Short task:
Exactly repeat all the records below, omitting the images they hold.

Record extracts:
'''

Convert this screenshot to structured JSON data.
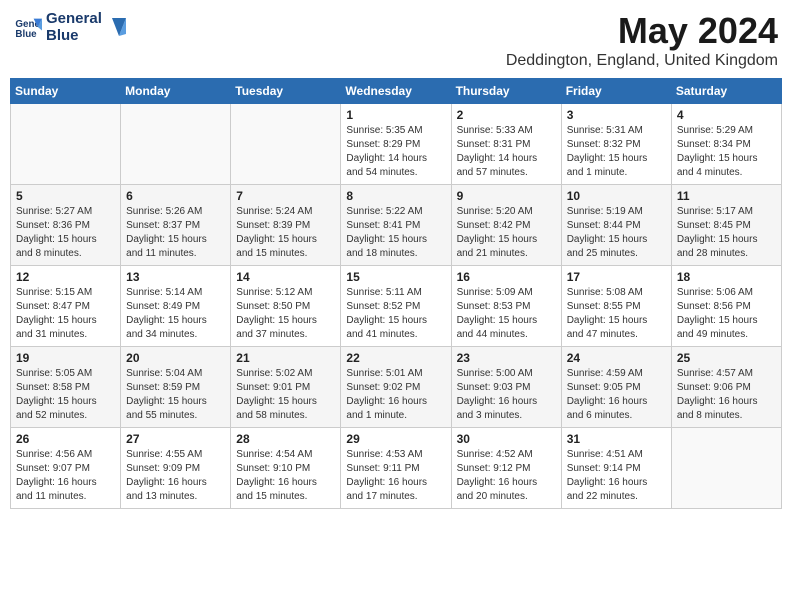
{
  "header": {
    "logo_line1": "General",
    "logo_line2": "Blue",
    "title": "May 2024",
    "subtitle": "Deddington, England, United Kingdom"
  },
  "weekdays": [
    "Sunday",
    "Monday",
    "Tuesday",
    "Wednesday",
    "Thursday",
    "Friday",
    "Saturday"
  ],
  "weeks": [
    [
      {
        "day": "",
        "info": ""
      },
      {
        "day": "",
        "info": ""
      },
      {
        "day": "",
        "info": ""
      },
      {
        "day": "1",
        "info": "Sunrise: 5:35 AM\nSunset: 8:29 PM\nDaylight: 14 hours\nand 54 minutes."
      },
      {
        "day": "2",
        "info": "Sunrise: 5:33 AM\nSunset: 8:31 PM\nDaylight: 14 hours\nand 57 minutes."
      },
      {
        "day": "3",
        "info": "Sunrise: 5:31 AM\nSunset: 8:32 PM\nDaylight: 15 hours\nand 1 minute."
      },
      {
        "day": "4",
        "info": "Sunrise: 5:29 AM\nSunset: 8:34 PM\nDaylight: 15 hours\nand 4 minutes."
      }
    ],
    [
      {
        "day": "5",
        "info": "Sunrise: 5:27 AM\nSunset: 8:36 PM\nDaylight: 15 hours\nand 8 minutes."
      },
      {
        "day": "6",
        "info": "Sunrise: 5:26 AM\nSunset: 8:37 PM\nDaylight: 15 hours\nand 11 minutes."
      },
      {
        "day": "7",
        "info": "Sunrise: 5:24 AM\nSunset: 8:39 PM\nDaylight: 15 hours\nand 15 minutes."
      },
      {
        "day": "8",
        "info": "Sunrise: 5:22 AM\nSunset: 8:41 PM\nDaylight: 15 hours\nand 18 minutes."
      },
      {
        "day": "9",
        "info": "Sunrise: 5:20 AM\nSunset: 8:42 PM\nDaylight: 15 hours\nand 21 minutes."
      },
      {
        "day": "10",
        "info": "Sunrise: 5:19 AM\nSunset: 8:44 PM\nDaylight: 15 hours\nand 25 minutes."
      },
      {
        "day": "11",
        "info": "Sunrise: 5:17 AM\nSunset: 8:45 PM\nDaylight: 15 hours\nand 28 minutes."
      }
    ],
    [
      {
        "day": "12",
        "info": "Sunrise: 5:15 AM\nSunset: 8:47 PM\nDaylight: 15 hours\nand 31 minutes."
      },
      {
        "day": "13",
        "info": "Sunrise: 5:14 AM\nSunset: 8:49 PM\nDaylight: 15 hours\nand 34 minutes."
      },
      {
        "day": "14",
        "info": "Sunrise: 5:12 AM\nSunset: 8:50 PM\nDaylight: 15 hours\nand 37 minutes."
      },
      {
        "day": "15",
        "info": "Sunrise: 5:11 AM\nSunset: 8:52 PM\nDaylight: 15 hours\nand 41 minutes."
      },
      {
        "day": "16",
        "info": "Sunrise: 5:09 AM\nSunset: 8:53 PM\nDaylight: 15 hours\nand 44 minutes."
      },
      {
        "day": "17",
        "info": "Sunrise: 5:08 AM\nSunset: 8:55 PM\nDaylight: 15 hours\nand 47 minutes."
      },
      {
        "day": "18",
        "info": "Sunrise: 5:06 AM\nSunset: 8:56 PM\nDaylight: 15 hours\nand 49 minutes."
      }
    ],
    [
      {
        "day": "19",
        "info": "Sunrise: 5:05 AM\nSunset: 8:58 PM\nDaylight: 15 hours\nand 52 minutes."
      },
      {
        "day": "20",
        "info": "Sunrise: 5:04 AM\nSunset: 8:59 PM\nDaylight: 15 hours\nand 55 minutes."
      },
      {
        "day": "21",
        "info": "Sunrise: 5:02 AM\nSunset: 9:01 PM\nDaylight: 15 hours\nand 58 minutes."
      },
      {
        "day": "22",
        "info": "Sunrise: 5:01 AM\nSunset: 9:02 PM\nDaylight: 16 hours\nand 1 minute."
      },
      {
        "day": "23",
        "info": "Sunrise: 5:00 AM\nSunset: 9:03 PM\nDaylight: 16 hours\nand 3 minutes."
      },
      {
        "day": "24",
        "info": "Sunrise: 4:59 AM\nSunset: 9:05 PM\nDaylight: 16 hours\nand 6 minutes."
      },
      {
        "day": "25",
        "info": "Sunrise: 4:57 AM\nSunset: 9:06 PM\nDaylight: 16 hours\nand 8 minutes."
      }
    ],
    [
      {
        "day": "26",
        "info": "Sunrise: 4:56 AM\nSunset: 9:07 PM\nDaylight: 16 hours\nand 11 minutes."
      },
      {
        "day": "27",
        "info": "Sunrise: 4:55 AM\nSunset: 9:09 PM\nDaylight: 16 hours\nand 13 minutes."
      },
      {
        "day": "28",
        "info": "Sunrise: 4:54 AM\nSunset: 9:10 PM\nDaylight: 16 hours\nand 15 minutes."
      },
      {
        "day": "29",
        "info": "Sunrise: 4:53 AM\nSunset: 9:11 PM\nDaylight: 16 hours\nand 17 minutes."
      },
      {
        "day": "30",
        "info": "Sunrise: 4:52 AM\nSunset: 9:12 PM\nDaylight: 16 hours\nand 20 minutes."
      },
      {
        "day": "31",
        "info": "Sunrise: 4:51 AM\nSunset: 9:14 PM\nDaylight: 16 hours\nand 22 minutes."
      },
      {
        "day": "",
        "info": ""
      }
    ]
  ]
}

'''

Solution to this problem:
Convert this screenshot to structured JSON data.
{
  "header": {
    "logo_line1": "General",
    "logo_line2": "Blue",
    "title": "May 2024",
    "subtitle": "Deddington, England, United Kingdom"
  },
  "weekdays": [
    "Sunday",
    "Monday",
    "Tuesday",
    "Wednesday",
    "Thursday",
    "Friday",
    "Saturday"
  ],
  "weeks": [
    [
      {
        "day": "",
        "info": ""
      },
      {
        "day": "",
        "info": ""
      },
      {
        "day": "",
        "info": ""
      },
      {
        "day": "1",
        "info": "Sunrise: 5:35 AM\nSunset: 8:29 PM\nDaylight: 14 hours\nand 54 minutes."
      },
      {
        "day": "2",
        "info": "Sunrise: 5:33 AM\nSunset: 8:31 PM\nDaylight: 14 hours\nand 57 minutes."
      },
      {
        "day": "3",
        "info": "Sunrise: 5:31 AM\nSunset: 8:32 PM\nDaylight: 15 hours\nand 1 minute."
      },
      {
        "day": "4",
        "info": "Sunrise: 5:29 AM\nSunset: 8:34 PM\nDaylight: 15 hours\nand 4 minutes."
      }
    ],
    [
      {
        "day": "5",
        "info": "Sunrise: 5:27 AM\nSunset: 8:36 PM\nDaylight: 15 hours\nand 8 minutes."
      },
      {
        "day": "6",
        "info": "Sunrise: 5:26 AM\nSunset: 8:37 PM\nDaylight: 15 hours\nand 11 minutes."
      },
      {
        "day": "7",
        "info": "Sunrise: 5:24 AM\nSunset: 8:39 PM\nDaylight: 15 hours\nand 15 minutes."
      },
      {
        "day": "8",
        "info": "Sunrise: 5:22 AM\nSunset: 8:41 PM\nDaylight: 15 hours\nand 18 minutes."
      },
      {
        "day": "9",
        "info": "Sunrise: 5:20 AM\nSunset: 8:42 PM\nDaylight: 15 hours\nand 21 minutes."
      },
      {
        "day": "10",
        "info": "Sunrise: 5:19 AM\nSunset: 8:44 PM\nDaylight: 15 hours\nand 25 minutes."
      },
      {
        "day": "11",
        "info": "Sunrise: 5:17 AM\nSunset: 8:45 PM\nDaylight: 15 hours\nand 28 minutes."
      }
    ],
    [
      {
        "day": "12",
        "info": "Sunrise: 5:15 AM\nSunset: 8:47 PM\nDaylight: 15 hours\nand 31 minutes."
      },
      {
        "day": "13",
        "info": "Sunrise: 5:14 AM\nSunset: 8:49 PM\nDaylight: 15 hours\nand 34 minutes."
      },
      {
        "day": "14",
        "info": "Sunrise: 5:12 AM\nSunset: 8:50 PM\nDaylight: 15 hours\nand 37 minutes."
      },
      {
        "day": "15",
        "info": "Sunrise: 5:11 AM\nSunset: 8:52 PM\nDaylight: 15 hours\nand 41 minutes."
      },
      {
        "day": "16",
        "info": "Sunrise: 5:09 AM\nSunset: 8:53 PM\nDaylight: 15 hours\nand 44 minutes."
      },
      {
        "day": "17",
        "info": "Sunrise: 5:08 AM\nSunset: 8:55 PM\nDaylight: 15 hours\nand 47 minutes."
      },
      {
        "day": "18",
        "info": "Sunrise: 5:06 AM\nSunset: 8:56 PM\nDaylight: 15 hours\nand 49 minutes."
      }
    ],
    [
      {
        "day": "19",
        "info": "Sunrise: 5:05 AM\nSunset: 8:58 PM\nDaylight: 15 hours\nand 52 minutes."
      },
      {
        "day": "20",
        "info": "Sunrise: 5:04 AM\nSunset: 8:59 PM\nDaylight: 15 hours\nand 55 minutes."
      },
      {
        "day": "21",
        "info": "Sunrise: 5:02 AM\nSunset: 9:01 PM\nDaylight: 15 hours\nand 58 minutes."
      },
      {
        "day": "22",
        "info": "Sunrise: 5:01 AM\nSunset: 9:02 PM\nDaylight: 16 hours\nand 1 minute."
      },
      {
        "day": "23",
        "info": "Sunrise: 5:00 AM\nSunset: 9:03 PM\nDaylight: 16 hours\nand 3 minutes."
      },
      {
        "day": "24",
        "info": "Sunrise: 4:59 AM\nSunset: 9:05 PM\nDaylight: 16 hours\nand 6 minutes."
      },
      {
        "day": "25",
        "info": "Sunrise: 4:57 AM\nSunset: 9:06 PM\nDaylight: 16 hours\nand 8 minutes."
      }
    ],
    [
      {
        "day": "26",
        "info": "Sunrise: 4:56 AM\nSunset: 9:07 PM\nDaylight: 16 hours\nand 11 minutes."
      },
      {
        "day": "27",
        "info": "Sunrise: 4:55 AM\nSunset: 9:09 PM\nDaylight: 16 hours\nand 13 minutes."
      },
      {
        "day": "28",
        "info": "Sunrise: 4:54 AM\nSunset: 9:10 PM\nDaylight: 16 hours\nand 15 minutes."
      },
      {
        "day": "29",
        "info": "Sunrise: 4:53 AM\nSunset: 9:11 PM\nDaylight: 16 hours\nand 17 minutes."
      },
      {
        "day": "30",
        "info": "Sunrise: 4:52 AM\nSunset: 9:12 PM\nDaylight: 16 hours\nand 20 minutes."
      },
      {
        "day": "31",
        "info": "Sunrise: 4:51 AM\nSunset: 9:14 PM\nDaylight: 16 hours\nand 22 minutes."
      },
      {
        "day": "",
        "info": ""
      }
    ]
  ]
}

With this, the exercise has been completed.